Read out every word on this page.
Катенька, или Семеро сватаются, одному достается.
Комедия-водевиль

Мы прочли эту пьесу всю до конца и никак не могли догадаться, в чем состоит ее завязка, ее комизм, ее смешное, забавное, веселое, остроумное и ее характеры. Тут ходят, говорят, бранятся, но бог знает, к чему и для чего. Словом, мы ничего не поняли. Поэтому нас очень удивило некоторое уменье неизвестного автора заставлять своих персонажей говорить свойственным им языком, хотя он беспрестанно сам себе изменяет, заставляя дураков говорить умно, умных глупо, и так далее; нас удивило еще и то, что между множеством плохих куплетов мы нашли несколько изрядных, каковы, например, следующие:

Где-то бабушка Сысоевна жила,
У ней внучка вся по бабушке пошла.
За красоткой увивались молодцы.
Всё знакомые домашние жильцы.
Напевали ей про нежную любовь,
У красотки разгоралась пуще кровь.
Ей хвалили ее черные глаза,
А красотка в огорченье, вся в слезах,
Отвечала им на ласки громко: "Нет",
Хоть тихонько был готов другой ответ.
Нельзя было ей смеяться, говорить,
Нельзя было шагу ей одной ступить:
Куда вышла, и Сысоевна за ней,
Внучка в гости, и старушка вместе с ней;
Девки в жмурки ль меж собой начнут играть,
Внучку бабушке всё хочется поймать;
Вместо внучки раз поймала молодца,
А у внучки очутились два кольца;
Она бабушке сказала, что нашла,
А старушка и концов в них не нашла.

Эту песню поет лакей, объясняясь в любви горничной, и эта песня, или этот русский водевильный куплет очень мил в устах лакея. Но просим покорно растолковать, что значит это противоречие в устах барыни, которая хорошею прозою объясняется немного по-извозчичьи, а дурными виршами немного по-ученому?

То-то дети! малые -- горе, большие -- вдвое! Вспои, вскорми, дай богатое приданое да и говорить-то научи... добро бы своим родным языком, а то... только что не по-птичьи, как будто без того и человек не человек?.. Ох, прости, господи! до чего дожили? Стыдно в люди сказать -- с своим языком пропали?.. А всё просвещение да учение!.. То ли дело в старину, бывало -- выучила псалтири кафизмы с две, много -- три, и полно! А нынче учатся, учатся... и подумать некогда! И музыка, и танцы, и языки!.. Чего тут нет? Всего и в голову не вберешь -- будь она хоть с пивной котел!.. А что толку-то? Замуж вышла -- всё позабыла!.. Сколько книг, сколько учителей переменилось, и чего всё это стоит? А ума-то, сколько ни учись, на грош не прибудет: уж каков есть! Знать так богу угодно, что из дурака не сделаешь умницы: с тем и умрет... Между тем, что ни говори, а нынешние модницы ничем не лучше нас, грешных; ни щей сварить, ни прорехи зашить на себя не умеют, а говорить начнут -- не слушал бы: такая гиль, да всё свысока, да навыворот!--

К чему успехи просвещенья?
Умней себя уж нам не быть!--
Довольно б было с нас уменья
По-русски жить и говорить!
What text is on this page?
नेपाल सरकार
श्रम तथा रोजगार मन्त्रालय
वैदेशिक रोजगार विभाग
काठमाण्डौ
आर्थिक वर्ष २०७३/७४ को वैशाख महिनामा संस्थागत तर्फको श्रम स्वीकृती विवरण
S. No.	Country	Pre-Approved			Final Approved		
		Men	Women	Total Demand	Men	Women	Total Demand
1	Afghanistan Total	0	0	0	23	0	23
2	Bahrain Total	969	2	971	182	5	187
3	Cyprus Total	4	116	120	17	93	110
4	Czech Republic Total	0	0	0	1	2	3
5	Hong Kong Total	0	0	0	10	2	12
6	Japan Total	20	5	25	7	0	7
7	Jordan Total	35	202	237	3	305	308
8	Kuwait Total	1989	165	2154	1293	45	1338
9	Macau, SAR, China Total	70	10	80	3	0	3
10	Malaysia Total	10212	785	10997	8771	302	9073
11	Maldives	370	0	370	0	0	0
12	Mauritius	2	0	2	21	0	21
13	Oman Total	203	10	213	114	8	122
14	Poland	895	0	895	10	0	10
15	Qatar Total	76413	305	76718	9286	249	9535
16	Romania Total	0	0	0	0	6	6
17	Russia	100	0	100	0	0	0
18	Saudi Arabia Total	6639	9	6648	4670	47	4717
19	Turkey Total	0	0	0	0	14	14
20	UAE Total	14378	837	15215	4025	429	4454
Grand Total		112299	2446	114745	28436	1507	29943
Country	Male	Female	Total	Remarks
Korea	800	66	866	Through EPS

### Directive:
Extract each line of the material exactly as it stands.

### Result below:
Read out every word on this page.
Катенька, или Семеро сватаются, одному достается.
Комедия-водевиль

Мы прочли эту пьесу всю до конца и никак не могли догадаться, в чем состоит ее завязка, ее комизм, ее смешное, забавное, веселое, остроумное и ее характеры. Тут ходят, говорят, бранятся, но бог знает, к чему и для чего. Словом, мы ничего не поняли. Поэтому нас очень удивило некоторое уменье неизвестного автора заставлять своих персонажей говорить свойственным им языком, хотя он беспрестанно сам себе изменяет, заставляя дураков говорить умно, умных глупо, и так далее; нас удивило еще и то, что между множеством плохих куплетов мы нашли несколько изрядных, каковы, например, следующие:

Где-то бабушка Сысоевна жила,
У ней внучка вся по бабушке пошла.
За красоткой увивались молодцы.
Всё знакомые домашние жильцы.
Напевали ей про нежную любовь,
У красотки разгоралась пуще кровь.
Ей хвалили ее черные глаза,
А красотка в огорченье, вся в слезах,
Отвечала им на ласки громко: "Нет",
Хоть тихонько был готов другой ответ.
Нельзя было ей смеяться, говорить,
Нельзя было шагу ей одной ступить:
Куда вышла, и Сысоевна за ней,
Внучка в гости, и старушка вместе с ней;
Девки в жмурки ль меж собой начнут играть,
Внучку бабушке всё хочется поймать;
Вместо внучки раз поймала молодца,
А у внучки очутились два кольца;
Она бабушке сказала, что нашла,
А старушка и концов в них не нашла.

Эту песню поет лакей, объясняясь в любви горничной, и эта песня, или этот русский водевильный куплет очень мил в устах лакея. Но просим покорно растолковать, что значит это противоречие в устах барыни, которая хорошею прозою объясняется немного по-извозчичьи, а дурными виршами немного по-ученому?

То-то дети! малые -- горе, большие -- вдвое! Вспои, вскорми, дай богатое приданое да и говорить-то научи... добро бы своим родным языком, а то... только что не по-птичьи, как будто без того и человек не человек?.. Ох, прости, господи! до чего дожили? Стыдно в люди сказать -- с своим языком пропали?.. А всё просвещение да учение!.. То ли дело в старину, бывало -- выучила псалтири кафизмы с две, много -- три, и полно! А нынче учатся, учатся... и подумать некогда! И музыка, и танцы, и языки!.. Чего тут нет? Всего и в голову не вберешь -- будь она хоть с пивной котел!.. А что толку-то? Замуж вышла -- всё позабыла!.. Сколько книг, сколько учителей переменилось, и чего всё это стоит? А ума-то, сколько ни учись, на грош не прибудет: уж каков есть! Знать так богу угодно, что из дурака не сделаешь умницы: с тем и умрет... Между тем, что ни говори, а нынешние модницы ничем не лучше нас, грешных; ни щей сварить, ни прорехи зашить на себя не умеют, а говорить начнут -- не слушал бы: такая гиль, да всё свысока, да навыворот!--

К чему успехи просвещенья?
Умней себя уж нам не быть!--
Довольно б было с нас уменья
По-русски жить и говорить!
What text is on this page?
नेपाल सरकार
श्रम तथा रोजगार मन्त्रालय
वैदेशिक रोजगार विभाग
काठमाण्डौ
आर्थिक वर्ष २०७३/७४ को वैशाख महिनामा संस्थागत तर्फको श्रम स्वीकृती विवरण
S. No.	Country	Pre-Approved			Final Approved		
		Men	Women	Total Demand	Men	Women	Total Demand
1	Afghanistan Total	0	0	0	23	0	23
2	Bahrain Total	969	2	971	182	5	187
3	Cyprus Total	4	116	120	17	93	110
4	Czech Republic Total	0	0	0	1	2	3
5	Hong Kong Total	0	0	0	10	2	12
6	Japan Total	20	5	25	7	0	7
7	Jordan Total	35	202	237	3	305	308
8	Kuwait Total	1989	165	2154	1293	45	1338
9	Macau, SAR, China Total	70	10	80	3	0	3
10	Malaysia Total	10212	785	10997	8771	302	9073
11	Maldives	370	0	370	0	0	0
12	Mauritius	2	0	2	21	0	21
13	Oman Total	203	10	213	114	8	122
14	Poland	895	0	895	10	0	10
15	Qatar Total	76413	305	76718	9286	249	9535
16	Romania Total	0	0	0	0	6	6
17	Russia	100	0	100	0	0	0
18	Saudi Arabia Total	6639	9	6648	4670	47	4717
19	Turkey Total	0	0	0	0	14	14
20	UAE Total	14378	837	15215	4025	429	4454
Grand Total		112299	2446	114745	28436	1507	29943
Country	Male	Female	Total	Remarks
Korea	800	66	866	Through EPS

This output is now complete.